- **WRITTEN EXERCISE**: Output the full material exactly as it appears here.
--*--
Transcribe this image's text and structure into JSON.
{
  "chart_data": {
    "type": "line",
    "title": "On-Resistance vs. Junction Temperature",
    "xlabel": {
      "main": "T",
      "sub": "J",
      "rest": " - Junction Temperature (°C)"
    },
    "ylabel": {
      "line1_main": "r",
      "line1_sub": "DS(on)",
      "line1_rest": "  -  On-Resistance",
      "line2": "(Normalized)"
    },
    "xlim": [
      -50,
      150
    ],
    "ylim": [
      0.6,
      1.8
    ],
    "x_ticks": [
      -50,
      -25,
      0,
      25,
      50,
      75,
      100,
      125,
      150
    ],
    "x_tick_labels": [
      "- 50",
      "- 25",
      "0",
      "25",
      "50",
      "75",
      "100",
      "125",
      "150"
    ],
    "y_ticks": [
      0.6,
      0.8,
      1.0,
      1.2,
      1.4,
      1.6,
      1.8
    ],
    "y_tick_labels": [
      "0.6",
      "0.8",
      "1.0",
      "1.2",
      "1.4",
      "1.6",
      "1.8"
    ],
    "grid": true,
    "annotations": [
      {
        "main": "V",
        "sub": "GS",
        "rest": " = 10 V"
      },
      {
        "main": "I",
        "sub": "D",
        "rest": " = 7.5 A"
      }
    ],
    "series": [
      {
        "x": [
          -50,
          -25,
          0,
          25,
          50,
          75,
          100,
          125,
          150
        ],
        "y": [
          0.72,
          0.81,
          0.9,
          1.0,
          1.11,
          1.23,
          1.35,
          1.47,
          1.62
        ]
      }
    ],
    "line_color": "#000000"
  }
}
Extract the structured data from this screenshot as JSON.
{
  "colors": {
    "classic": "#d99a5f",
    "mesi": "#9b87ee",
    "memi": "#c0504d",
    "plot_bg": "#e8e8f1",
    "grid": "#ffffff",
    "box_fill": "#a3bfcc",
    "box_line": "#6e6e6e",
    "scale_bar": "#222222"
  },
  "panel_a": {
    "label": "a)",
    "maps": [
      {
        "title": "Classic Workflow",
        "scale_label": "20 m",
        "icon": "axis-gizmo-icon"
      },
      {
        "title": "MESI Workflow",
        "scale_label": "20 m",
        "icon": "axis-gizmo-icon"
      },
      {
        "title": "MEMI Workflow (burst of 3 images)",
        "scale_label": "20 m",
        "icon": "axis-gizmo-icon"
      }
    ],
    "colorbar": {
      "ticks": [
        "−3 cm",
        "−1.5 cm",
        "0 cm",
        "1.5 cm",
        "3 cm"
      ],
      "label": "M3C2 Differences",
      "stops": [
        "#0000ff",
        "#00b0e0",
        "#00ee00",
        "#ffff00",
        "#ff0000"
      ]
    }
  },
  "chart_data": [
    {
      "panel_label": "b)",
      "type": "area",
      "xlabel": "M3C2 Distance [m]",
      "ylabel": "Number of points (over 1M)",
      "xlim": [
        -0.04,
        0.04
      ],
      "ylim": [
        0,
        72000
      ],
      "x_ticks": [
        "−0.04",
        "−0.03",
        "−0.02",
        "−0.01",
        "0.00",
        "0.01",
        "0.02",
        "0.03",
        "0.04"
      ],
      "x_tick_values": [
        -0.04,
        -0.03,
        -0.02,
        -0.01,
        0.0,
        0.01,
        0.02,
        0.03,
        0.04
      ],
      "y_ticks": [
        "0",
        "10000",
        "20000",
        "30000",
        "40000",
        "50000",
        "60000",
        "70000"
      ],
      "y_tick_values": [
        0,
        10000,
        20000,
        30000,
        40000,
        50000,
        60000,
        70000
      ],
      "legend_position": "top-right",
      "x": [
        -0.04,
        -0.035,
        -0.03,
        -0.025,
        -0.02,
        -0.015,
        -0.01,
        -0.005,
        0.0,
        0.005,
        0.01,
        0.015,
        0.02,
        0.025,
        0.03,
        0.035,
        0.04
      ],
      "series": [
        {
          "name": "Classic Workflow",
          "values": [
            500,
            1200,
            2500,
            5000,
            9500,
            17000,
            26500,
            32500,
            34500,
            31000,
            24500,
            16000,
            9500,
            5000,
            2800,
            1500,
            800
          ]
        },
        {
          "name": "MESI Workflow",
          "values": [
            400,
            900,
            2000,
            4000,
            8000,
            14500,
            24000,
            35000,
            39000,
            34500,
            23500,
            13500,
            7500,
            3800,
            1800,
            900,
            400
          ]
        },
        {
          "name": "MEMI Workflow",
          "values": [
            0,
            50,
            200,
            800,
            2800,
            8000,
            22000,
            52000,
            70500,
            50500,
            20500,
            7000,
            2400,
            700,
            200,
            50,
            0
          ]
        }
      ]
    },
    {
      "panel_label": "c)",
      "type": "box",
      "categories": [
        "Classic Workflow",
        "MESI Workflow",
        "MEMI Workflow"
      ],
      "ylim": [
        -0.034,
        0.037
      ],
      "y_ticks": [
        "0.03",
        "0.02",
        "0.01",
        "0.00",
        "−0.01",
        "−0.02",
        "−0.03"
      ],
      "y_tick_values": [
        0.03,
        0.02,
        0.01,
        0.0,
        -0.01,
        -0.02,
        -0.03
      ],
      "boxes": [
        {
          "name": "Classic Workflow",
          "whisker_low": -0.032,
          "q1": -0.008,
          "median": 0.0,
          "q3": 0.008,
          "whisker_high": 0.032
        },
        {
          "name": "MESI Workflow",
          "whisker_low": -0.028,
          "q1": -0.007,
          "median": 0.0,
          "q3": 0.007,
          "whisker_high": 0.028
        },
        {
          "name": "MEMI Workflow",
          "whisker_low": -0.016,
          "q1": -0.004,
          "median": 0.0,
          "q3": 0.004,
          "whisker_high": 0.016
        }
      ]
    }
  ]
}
--*--
- **ANSWER IN FULL**:
Transcribe this image's text and structure into JSON.
{
  "chart_data": {
    "type": "line",
    "title": "On-Resistance vs. Junction Temperature",
    "xlabel": {
      "main": "T",
      "sub": "J",
      "rest": " - Junction Temperature (°C)"
    },
    "ylabel": {
      "line1_main": "r",
      "line1_sub": "DS(on)",
      "line1_rest": "  -  On-Resistance",
      "line2": "(Normalized)"
    },
    "xlim": [
      -50,
      150
    ],
    "ylim": [
      0.6,
      1.8
    ],
    "x_ticks": [
      -50,
      -25,
      0,
      25,
      50,
      75,
      100,
      125,
      150
    ],
    "x_tick_labels": [
      "- 50",
      "- 25",
      "0",
      "25",
      "50",
      "75",
      "100",
      "125",
      "150"
    ],
    "y_ticks": [
      0.6,
      0.8,
      1.0,
      1.2,
      1.4,
      1.6,
      1.8
    ],
    "y_tick_labels": [
      "0.6",
      "0.8",
      "1.0",
      "1.2",
      "1.4",
      "1.6",
      "1.8"
    ],
    "grid": true,
    "annotations": [
      {
        "main": "V",
        "sub": "GS",
        "rest": " = 10 V"
      },
      {
        "main": "I",
        "sub": "D",
        "rest": " = 7.5 A"
      }
    ],
    "series": [
      {
        "x": [
          -50,
          -25,
          0,
          25,
          50,
          75,
          100,
          125,
          150
        ],
        "y": [
          0.72,
          0.81,
          0.9,
          1.0,
          1.11,
          1.23,
          1.35,
          1.47,
          1.62
        ]
      }
    ],
    "line_color": "#000000"
  }
}
Extract the structured data from this screenshot as JSON.
{
  "colors": {
    "classic": "#d99a5f",
    "mesi": "#9b87ee",
    "memi": "#c0504d",
    "plot_bg": "#e8e8f1",
    "grid": "#ffffff",
    "box_fill": "#a3bfcc",
    "box_line": "#6e6e6e",
    "scale_bar": "#222222"
  },
  "panel_a": {
    "label": "a)",
    "maps": [
      {
        "title": "Classic Workflow",
        "scale_label": "20 m",
        "icon": "axis-gizmo-icon"
      },
      {
        "title": "MESI Workflow",
        "scale_label": "20 m",
        "icon": "axis-gizmo-icon"
      },
      {
        "title": "MEMI Workflow (burst of 3 images)",
        "scale_label": "20 m",
        "icon": "axis-gizmo-icon"
      }
    ],
    "colorbar": {
      "ticks": [
        "−3 cm",
        "−1.5 cm",
        "0 cm",
        "1.5 cm",
        "3 cm"
      ],
      "label": "M3C2 Differences",
      "stops": [
        "#0000ff",
        "#00b0e0",
        "#00ee00",
        "#ffff00",
        "#ff0000"
      ]
    }
  },
  "chart_data": [
    {
      "panel_label": "b)",
      "type": "area",
      "xlabel": "M3C2 Distance [m]",
      "ylabel": "Number of points (over 1M)",
      "xlim": [
        -0.04,
        0.04
      ],
      "ylim": [
        0,
        72000
      ],
      "x_ticks": [
        "−0.04",
        "−0.03",
        "−0.02",
        "−0.01",
        "0.00",
        "0.01",
        "0.02",
        "0.03",
        "0.04"
      ],
      "x_tick_values": [
        -0.04,
        -0.03,
        -0.02,
        -0.01,
        0.0,
        0.01,
        0.02,
        0.03,
        0.04
      ],
      "y_ticks": [
        "0",
        "10000",
        "20000",
        "30000",
        "40000",
        "50000",
        "60000",
        "70000"
      ],
      "y_tick_values": [
        0,
        10000,
        20000,
        30000,
        40000,
        50000,
        60000,
        70000
      ],
      "legend_position": "top-right",
      "x": [
        -0.04,
        -0.035,
        -0.03,
        -0.025,
        -0.02,
        -0.015,
        -0.01,
        -0.005,
        0.0,
        0.005,
        0.01,
        0.015,
        0.02,
        0.025,
        0.03,
        0.035,
        0.04
      ],
      "series": [
        {
          "name": "Classic Workflow",
          "values": [
            500,
            1200,
            2500,
            5000,
            9500,
            17000,
            26500,
            32500,
            34500,
            31000,
            24500,
            16000,
            9500,
            5000,
            2800,
            1500,
            800
          ]
        },
        {
          "name": "MESI Workflow",
          "values": [
            400,
            900,
            2000,
            4000,
            8000,
            14500,
            24000,
            35000,
            39000,
            34500,
            23500,
            13500,
            7500,
            3800,
            1800,
            900,
            400
          ]
        },
        {
          "name": "MEMI Workflow",
          "values": [
            0,
            50,
            200,
            800,
            2800,
            8000,
            22000,
            52000,
            70500,
            50500,
            20500,
            7000,
            2400,
            700,
            200,
            50,
            0
          ]
        }
      ]
    },
    {
      "panel_label": "c)",
      "type": "box",
      "categories": [
        "Classic Workflow",
        "MESI Workflow",
        "MEMI Workflow"
      ],
      "ylim": [
        -0.034,
        0.037
      ],
      "y_ticks": [
        "0.03",
        "0.02",
        "0.01",
        "0.00",
        "−0.01",
        "−0.02",
        "−0.03"
      ],
      "y_tick_values": [
        0.03,
        0.02,
        0.01,
        0.0,
        -0.01,
        -0.02,
        -0.03
      ],
      "boxes": [
        {
          "name": "Classic Workflow",
          "whisker_low": -0.032,
          "q1": -0.008,
          "median": 0.0,
          "q3": 0.008,
          "whisker_high": 0.032
        },
        {
          "name": "MESI Workflow",
          "whisker_low": -0.028,
          "q1": -0.007,
          "median": 0.0,
          "q3": 0.007,
          "whisker_high": 0.028
        },
        {
          "name": "MEMI Workflow",
          "whisker_low": -0.016,
          "q1": -0.004,
          "median": 0.0,
          "q3": 0.004,
          "whisker_high": 0.016
        }
      ]
    }
  ]
}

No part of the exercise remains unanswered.